-- Document text --
## Start

# Random rediculous posts by new members...



## beccaboo (Dec 27, 2009)

Anybody else feelin like today is April fools??? Ppl are rediculous. Anyhow HAPPY FREAKIN NEW YEARS EVE GUYS!!! Bout to get drunk...


----------



## apbtmom76 (Nov 4, 2008)

lol Becca, I feel ya girl, let's get our drink on  Happy New Year


----------



## beccaboo (Dec 27, 2009)

Lol. Gotta wait to pick up my bottle til it's done bein held hostage. Lol. Dumb boys and crazy chicks don't mix well... Should never left my alcohol in somebody elses freezer!!! Lmao. Gotta love drama!!!


----------



## apbtmom76 (Nov 4, 2008)

hahaha I don't leave my alocholanywhere, but if it was here I wouldn't drink it. Be careful girl have tons of fun


----------



## ThaLadyPit (Oct 12, 2008)

LMAO Boo! Between you and Tye.. ya'll gonna get drunk on my behalf, lol. I'm stayin sober tonight.. stayin home with Trinity aka NiNi lol.


----------



## MY MIKADO (Apr 7, 2006)

I hope you all have a geat new year. Be safe. I am snowed in not that I planned on going out anyways....have gone out a new years in 18yrs. I perfer a nice quit night at home.


----------



## apbtmom76 (Nov 4, 2008)

BB - you give my NiNI some love and hugs from her auntie Tye Tye and don't be surprised if I call you mah  

Sharon - If I was closer I would totaly come celebrate with you


----------



## bluefamily (Aug 8, 2007)

had a good night last night....only the expected happened...NOTHING!!! wooppee!! My klind of New Years... Happiness and peace to all


----------



## MY MIKADO (Apr 7, 2006)

I hope everyone had a good new years eve. I wish all of you the best for 2011.


I am really hoping that Bev gets out of her apt and gets herself snoop dog.


----------



## apbtmom76 (Nov 4, 2008)

ME TOO Sharon, I spent last night chattin with Bev and Tara, hahah awesome way to ring in the new year  I wish you all nothing but the BEST in 2011


----------



## Sampsons Dad (Jul 4, 2008)

What honestly pisses me off about these stupid questions is that I know what they want to hear. In my opinion they want you to say the dog is a fine example of a breed X and that way they feel justified in breeding the mutt.

## End

-- Dataset content --

## Start

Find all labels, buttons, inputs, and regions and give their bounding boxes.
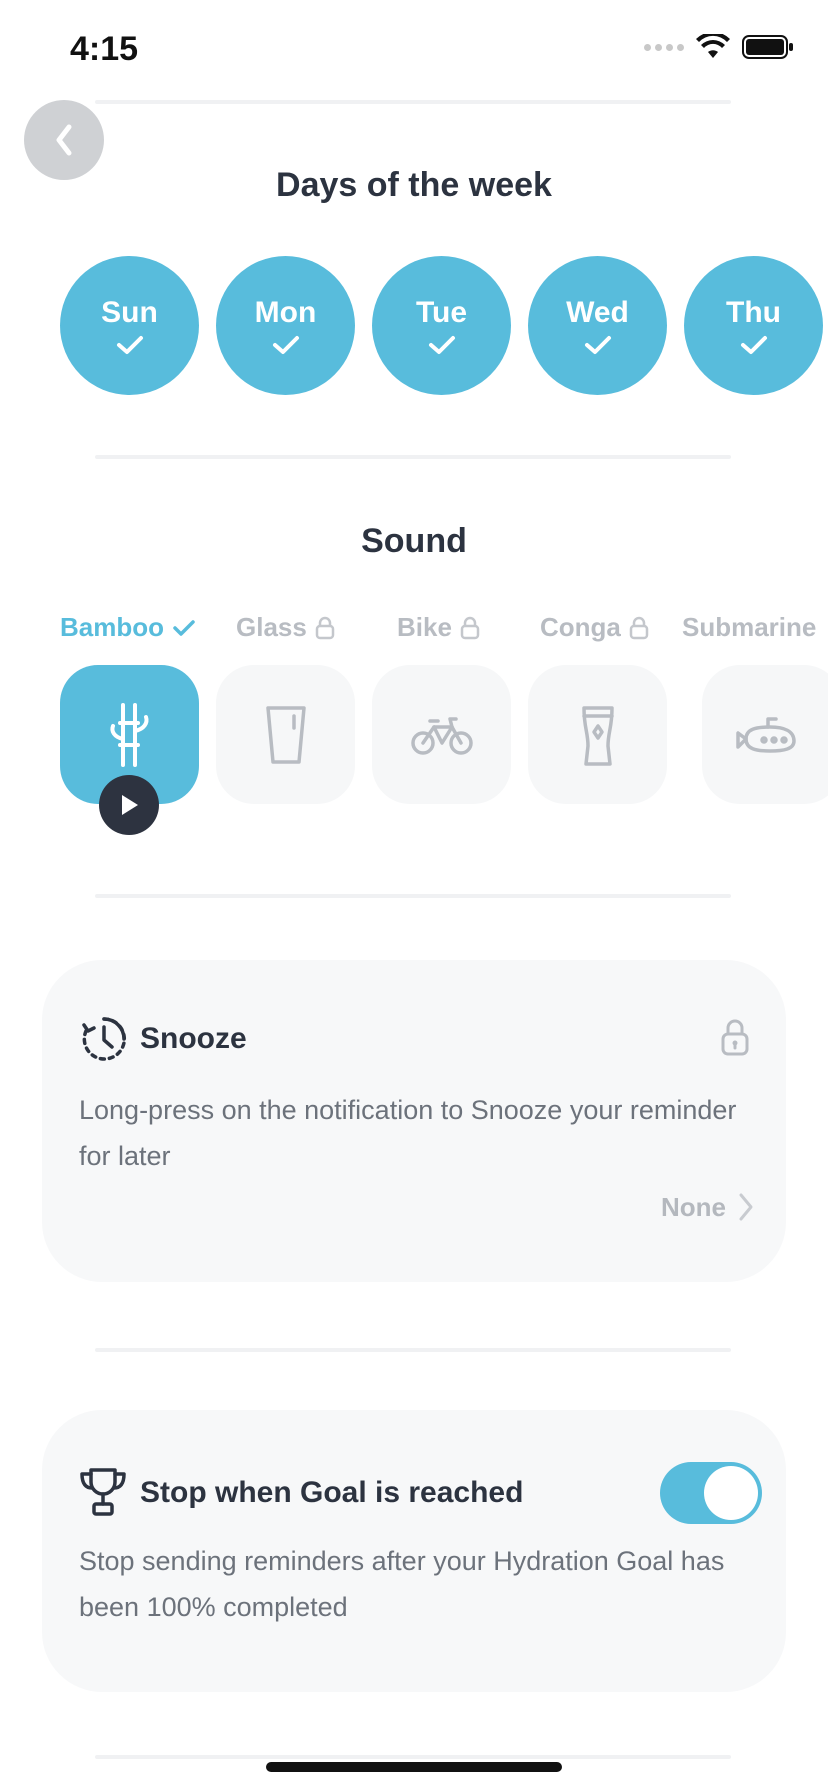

## End

-- What is needed --
Rewrite the forum thread passage starting at "hahaha I don't" and ending at "(Oct 12, 2008)", swapping "tons of fun" for "a great time".

-- The response --
hahaha I don't leave my alocholanywhere, but if it was here I wouldn't drink it. Be careful girl have a great time


----------



## ThaLadyPit (Oct 12, 2008)